--- start Data in this exercise ---

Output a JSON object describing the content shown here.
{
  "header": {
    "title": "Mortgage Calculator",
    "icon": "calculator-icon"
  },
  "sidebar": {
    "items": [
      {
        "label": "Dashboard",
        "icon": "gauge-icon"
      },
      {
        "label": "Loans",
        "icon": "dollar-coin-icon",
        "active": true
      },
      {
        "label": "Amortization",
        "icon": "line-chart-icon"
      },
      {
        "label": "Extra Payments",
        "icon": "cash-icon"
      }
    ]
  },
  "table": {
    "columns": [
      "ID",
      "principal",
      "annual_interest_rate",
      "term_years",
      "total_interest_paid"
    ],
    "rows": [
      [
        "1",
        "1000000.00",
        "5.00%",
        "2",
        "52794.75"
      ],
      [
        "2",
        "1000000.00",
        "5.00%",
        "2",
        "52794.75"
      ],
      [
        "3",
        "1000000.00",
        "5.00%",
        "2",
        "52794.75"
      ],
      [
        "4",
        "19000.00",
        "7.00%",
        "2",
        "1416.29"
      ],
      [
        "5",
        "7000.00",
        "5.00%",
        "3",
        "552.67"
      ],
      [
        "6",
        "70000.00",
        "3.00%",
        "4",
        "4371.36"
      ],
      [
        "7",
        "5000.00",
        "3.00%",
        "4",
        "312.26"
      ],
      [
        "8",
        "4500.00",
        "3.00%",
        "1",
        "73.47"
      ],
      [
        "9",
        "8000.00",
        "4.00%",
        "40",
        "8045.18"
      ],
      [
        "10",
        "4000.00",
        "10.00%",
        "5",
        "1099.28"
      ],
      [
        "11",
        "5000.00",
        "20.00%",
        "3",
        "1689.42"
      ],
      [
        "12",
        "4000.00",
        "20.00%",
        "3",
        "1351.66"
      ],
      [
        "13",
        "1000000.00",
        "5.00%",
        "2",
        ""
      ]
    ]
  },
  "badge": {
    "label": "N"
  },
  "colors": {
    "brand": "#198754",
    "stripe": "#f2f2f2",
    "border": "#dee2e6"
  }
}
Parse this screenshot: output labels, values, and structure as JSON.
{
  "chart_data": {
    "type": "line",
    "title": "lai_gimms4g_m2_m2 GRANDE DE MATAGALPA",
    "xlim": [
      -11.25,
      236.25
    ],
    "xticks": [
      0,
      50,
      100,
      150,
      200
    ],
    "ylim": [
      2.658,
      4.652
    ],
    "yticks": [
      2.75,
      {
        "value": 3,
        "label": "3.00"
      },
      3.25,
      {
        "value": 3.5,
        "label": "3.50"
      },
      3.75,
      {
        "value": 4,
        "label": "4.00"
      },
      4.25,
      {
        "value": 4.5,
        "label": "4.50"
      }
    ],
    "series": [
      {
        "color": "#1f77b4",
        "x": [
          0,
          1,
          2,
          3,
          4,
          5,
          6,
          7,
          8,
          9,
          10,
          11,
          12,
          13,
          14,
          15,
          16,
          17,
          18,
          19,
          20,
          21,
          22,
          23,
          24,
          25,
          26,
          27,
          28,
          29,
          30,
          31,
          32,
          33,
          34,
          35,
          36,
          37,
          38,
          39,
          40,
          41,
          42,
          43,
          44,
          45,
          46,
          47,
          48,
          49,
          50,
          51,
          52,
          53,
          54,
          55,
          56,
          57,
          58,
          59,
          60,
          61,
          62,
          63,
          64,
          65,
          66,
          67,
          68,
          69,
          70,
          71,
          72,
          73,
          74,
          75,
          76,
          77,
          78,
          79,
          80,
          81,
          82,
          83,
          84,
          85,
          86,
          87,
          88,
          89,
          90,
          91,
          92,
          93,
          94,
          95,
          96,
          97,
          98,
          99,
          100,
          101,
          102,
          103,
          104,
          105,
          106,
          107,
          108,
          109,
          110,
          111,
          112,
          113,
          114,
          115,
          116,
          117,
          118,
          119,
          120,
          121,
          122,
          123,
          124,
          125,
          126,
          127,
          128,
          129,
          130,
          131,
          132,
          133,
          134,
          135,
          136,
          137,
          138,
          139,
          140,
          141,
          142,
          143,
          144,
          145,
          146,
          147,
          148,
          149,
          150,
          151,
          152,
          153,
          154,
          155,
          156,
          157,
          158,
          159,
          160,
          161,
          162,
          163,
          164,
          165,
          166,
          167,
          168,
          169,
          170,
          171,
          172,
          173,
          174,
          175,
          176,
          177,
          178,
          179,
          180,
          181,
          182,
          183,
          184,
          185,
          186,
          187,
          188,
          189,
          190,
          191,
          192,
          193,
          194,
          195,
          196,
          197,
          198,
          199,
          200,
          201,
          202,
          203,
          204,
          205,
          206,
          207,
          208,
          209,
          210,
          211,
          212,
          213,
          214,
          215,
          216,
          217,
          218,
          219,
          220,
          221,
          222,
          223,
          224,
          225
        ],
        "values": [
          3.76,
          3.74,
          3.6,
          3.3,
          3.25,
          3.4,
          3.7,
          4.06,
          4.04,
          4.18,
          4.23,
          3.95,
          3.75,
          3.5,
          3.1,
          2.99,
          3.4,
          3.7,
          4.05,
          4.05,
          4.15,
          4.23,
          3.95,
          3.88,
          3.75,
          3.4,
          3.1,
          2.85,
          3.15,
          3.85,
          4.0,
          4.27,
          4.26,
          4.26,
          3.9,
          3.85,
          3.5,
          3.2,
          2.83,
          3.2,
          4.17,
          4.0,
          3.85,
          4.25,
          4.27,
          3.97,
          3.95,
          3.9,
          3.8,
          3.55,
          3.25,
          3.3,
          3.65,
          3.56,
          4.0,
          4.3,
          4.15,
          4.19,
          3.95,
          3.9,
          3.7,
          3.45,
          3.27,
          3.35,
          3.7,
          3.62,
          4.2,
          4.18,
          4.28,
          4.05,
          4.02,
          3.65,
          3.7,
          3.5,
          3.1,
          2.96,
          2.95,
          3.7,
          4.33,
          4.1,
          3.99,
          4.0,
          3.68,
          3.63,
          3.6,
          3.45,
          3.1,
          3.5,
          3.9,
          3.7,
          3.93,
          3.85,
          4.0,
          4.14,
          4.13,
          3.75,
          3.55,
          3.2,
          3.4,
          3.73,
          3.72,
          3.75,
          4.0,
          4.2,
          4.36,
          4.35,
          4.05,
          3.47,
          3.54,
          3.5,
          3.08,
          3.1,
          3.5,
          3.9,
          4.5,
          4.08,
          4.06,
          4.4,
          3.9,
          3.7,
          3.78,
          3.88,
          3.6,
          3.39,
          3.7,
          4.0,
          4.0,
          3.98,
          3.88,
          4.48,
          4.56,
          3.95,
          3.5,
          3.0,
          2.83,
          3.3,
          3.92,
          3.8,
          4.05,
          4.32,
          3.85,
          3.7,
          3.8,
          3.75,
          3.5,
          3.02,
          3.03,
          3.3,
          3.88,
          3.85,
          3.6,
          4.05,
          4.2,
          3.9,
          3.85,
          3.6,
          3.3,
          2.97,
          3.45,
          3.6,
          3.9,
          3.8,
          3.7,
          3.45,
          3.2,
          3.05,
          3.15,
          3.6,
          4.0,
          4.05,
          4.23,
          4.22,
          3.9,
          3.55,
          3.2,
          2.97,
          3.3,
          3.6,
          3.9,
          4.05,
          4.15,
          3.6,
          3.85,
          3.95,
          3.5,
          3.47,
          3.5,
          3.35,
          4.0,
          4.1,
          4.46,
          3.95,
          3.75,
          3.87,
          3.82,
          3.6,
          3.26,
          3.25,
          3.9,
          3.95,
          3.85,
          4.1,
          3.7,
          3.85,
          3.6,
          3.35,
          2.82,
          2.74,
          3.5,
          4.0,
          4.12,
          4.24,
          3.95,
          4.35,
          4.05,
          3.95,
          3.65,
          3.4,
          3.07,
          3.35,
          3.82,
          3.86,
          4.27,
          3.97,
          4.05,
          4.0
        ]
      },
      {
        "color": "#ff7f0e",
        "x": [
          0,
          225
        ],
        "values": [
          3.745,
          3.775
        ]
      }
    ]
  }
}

--- end Data in this exercise ---

Task to complete —
Show all lines from the records above where the word "JSON" occurs.

Correct answer —
Output a JSON object describing the content shown here.
Parse this screenshot: output labels, values, and structure as JSON.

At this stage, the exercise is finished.